## Texte extrait
MOIS DE SAINT JOSEPH – Xe JOUR

MOIS DE SAINT JOSEPH – Xe JOUR

Grandeur de saint Joseph comme époux de la Vierge.

SAINT LÉONARD DE PORTO-MAURIZIO (1676–1751)

Notre-Dame de Paris - Joseph et Maris en chemin |DR
Notre-Dame de Paris – Joseph et Maris en chemin |DR

 Il n’est point au pouvoir d’une langue mortelle d’exprimer le comble d’honneur où fut élevé notre saint en recevant pour épouse celle qui parut dans le monde « comme une aurore naissante » et qui, croissant toujours de vertus en vertus, en fit une riche dot qu’elle apporta à Joseph son époux.

Contemplons, à la clarté de cette aurore céleste, les richesses du trop heureux Joseph, qui par cette sainte alliance devient en quelque sorte plus grand que lui-même.

En effet, l’auguste Vierge ne voulut d’autres conditions sur le contrat de mariage, sinon que son époux fût en tout et pour tout semblable à elle, et dans l’innocence des mœurs et dans la pureté de l’âme. Et comme le contrat passa par les mains du Saint-Esprit, qui peut douter que Marie n’ait été exaucée en sa demande, et que Joseph n’ait été enrichi de qualités, de dons et de vertus semblables en tout point à ceux de Marie son épouse?

## À faire
**A)** D'après le texte sur saint Joseph, par les mains de qui le contrat de mariage est-il passé ?
**B)** Dans le texte sur saint Joseph, reprenez à l'identique le passage qui commence aux mots « Grandeur de saint » et s'arrête après les mots « grand que lui-même. ».
Les items forment un contenu à part, sans lien avec le texte sur saint Joseph.

## Lignes de données

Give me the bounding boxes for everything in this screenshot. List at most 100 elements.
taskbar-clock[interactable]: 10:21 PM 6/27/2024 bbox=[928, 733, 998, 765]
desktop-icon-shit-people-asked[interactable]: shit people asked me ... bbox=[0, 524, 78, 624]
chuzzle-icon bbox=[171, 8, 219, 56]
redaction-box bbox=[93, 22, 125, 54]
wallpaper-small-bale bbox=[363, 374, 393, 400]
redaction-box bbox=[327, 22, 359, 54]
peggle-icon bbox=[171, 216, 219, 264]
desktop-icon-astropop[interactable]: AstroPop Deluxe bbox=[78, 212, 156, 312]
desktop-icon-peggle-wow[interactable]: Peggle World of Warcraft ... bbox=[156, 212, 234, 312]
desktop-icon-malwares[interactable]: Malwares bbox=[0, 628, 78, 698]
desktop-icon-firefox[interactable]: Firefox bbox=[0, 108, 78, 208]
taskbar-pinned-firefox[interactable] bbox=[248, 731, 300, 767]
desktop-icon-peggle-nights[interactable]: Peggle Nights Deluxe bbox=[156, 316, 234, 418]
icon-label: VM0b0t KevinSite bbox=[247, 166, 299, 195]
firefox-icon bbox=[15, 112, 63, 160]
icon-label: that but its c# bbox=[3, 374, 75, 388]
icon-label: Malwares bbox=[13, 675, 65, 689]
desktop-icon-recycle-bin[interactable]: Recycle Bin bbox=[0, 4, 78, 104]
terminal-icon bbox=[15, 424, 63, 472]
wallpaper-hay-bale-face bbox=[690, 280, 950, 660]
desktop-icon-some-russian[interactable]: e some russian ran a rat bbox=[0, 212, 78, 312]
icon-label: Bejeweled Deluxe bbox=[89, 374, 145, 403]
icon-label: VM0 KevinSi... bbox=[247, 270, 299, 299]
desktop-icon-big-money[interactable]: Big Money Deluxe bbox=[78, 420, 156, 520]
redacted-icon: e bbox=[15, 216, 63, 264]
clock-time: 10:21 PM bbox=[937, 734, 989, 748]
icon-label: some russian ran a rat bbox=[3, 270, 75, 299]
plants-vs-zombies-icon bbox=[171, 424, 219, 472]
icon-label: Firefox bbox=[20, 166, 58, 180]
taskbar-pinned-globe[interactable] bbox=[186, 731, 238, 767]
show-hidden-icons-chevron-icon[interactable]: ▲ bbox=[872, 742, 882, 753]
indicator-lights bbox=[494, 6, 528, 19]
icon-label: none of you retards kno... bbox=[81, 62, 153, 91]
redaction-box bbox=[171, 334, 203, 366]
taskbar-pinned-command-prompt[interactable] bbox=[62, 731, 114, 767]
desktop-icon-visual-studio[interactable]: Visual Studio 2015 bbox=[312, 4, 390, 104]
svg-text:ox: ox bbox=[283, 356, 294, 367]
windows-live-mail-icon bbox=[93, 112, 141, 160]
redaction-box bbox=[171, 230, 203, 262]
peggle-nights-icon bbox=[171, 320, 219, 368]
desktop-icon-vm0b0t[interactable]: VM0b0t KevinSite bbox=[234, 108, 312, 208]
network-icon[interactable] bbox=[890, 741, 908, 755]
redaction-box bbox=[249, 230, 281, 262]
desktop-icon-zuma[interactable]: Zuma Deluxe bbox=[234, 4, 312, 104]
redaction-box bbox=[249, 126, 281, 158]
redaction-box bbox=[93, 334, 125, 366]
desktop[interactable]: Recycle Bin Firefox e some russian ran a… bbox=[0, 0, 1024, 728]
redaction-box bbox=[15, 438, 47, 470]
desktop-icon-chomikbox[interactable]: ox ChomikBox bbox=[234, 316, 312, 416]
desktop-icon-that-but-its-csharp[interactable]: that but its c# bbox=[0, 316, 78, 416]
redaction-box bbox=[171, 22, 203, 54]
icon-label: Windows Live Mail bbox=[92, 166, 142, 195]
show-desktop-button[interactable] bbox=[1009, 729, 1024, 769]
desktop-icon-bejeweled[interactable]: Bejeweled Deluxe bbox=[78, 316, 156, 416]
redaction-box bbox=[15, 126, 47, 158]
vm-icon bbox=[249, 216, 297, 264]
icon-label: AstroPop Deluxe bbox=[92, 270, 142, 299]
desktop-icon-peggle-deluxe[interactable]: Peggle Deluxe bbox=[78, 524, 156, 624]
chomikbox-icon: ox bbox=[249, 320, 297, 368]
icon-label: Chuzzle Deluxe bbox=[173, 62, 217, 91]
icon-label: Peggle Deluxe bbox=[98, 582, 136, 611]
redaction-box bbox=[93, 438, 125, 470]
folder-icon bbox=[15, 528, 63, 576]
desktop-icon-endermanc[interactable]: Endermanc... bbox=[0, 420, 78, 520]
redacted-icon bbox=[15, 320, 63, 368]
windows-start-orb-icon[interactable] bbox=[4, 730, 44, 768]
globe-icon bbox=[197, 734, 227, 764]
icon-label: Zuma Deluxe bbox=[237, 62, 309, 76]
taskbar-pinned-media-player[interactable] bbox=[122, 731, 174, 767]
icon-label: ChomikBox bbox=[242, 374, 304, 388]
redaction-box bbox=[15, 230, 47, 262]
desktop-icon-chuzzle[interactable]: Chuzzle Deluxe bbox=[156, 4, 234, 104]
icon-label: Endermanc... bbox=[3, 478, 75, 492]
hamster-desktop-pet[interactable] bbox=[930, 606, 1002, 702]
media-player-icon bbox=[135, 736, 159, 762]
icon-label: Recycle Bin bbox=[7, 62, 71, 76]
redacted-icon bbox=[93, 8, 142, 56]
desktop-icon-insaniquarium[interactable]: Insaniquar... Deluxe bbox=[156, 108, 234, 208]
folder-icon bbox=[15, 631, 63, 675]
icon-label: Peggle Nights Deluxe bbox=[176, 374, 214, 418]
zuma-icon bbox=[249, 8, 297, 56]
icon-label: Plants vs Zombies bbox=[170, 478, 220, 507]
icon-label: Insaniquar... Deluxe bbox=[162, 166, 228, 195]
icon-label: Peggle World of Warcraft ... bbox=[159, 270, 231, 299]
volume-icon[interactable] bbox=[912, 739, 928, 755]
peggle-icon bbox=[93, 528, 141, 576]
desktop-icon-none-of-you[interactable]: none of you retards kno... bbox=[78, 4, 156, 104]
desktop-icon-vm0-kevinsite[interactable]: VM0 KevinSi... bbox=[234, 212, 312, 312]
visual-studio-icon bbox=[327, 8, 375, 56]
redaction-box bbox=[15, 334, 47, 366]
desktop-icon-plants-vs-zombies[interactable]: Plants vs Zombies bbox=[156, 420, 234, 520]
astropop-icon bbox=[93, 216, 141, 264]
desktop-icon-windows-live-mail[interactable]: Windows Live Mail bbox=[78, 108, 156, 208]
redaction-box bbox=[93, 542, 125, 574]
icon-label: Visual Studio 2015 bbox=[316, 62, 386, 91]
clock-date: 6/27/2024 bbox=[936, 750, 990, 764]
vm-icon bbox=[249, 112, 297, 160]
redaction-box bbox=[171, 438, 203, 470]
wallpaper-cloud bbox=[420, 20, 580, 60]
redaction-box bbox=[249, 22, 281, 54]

## Réponses fournies
**A)** Par les mains du Saint-Esprit.

**B)**
Grandeur de saint Joseph comme époux de la Vierge.

SAINT LÉONARD DE PORTO-MAURIZIO (1676–1751)

Notre-Dame de Paris - Joseph et Maris en chemin |DR
Notre-Dame de Paris – Joseph et Maris en chemin |DR

 Il n’est point au pouvoir d’une langue mortelle d’exprimer le comble d’honneur où fut élevé notre saint en recevant pour épouse celle qui parut dans le monde « comme une aurore naissante » et qui, croissant toujours de vertus en vertus, en fit une riche dot qu’elle apporta à Joseph son époux.

Contemplons, à la clarté de cette aurore céleste, les richesses du trop heureux Joseph, qui par cette sainte alliance devient en quelque sorte plus grand que lui-même.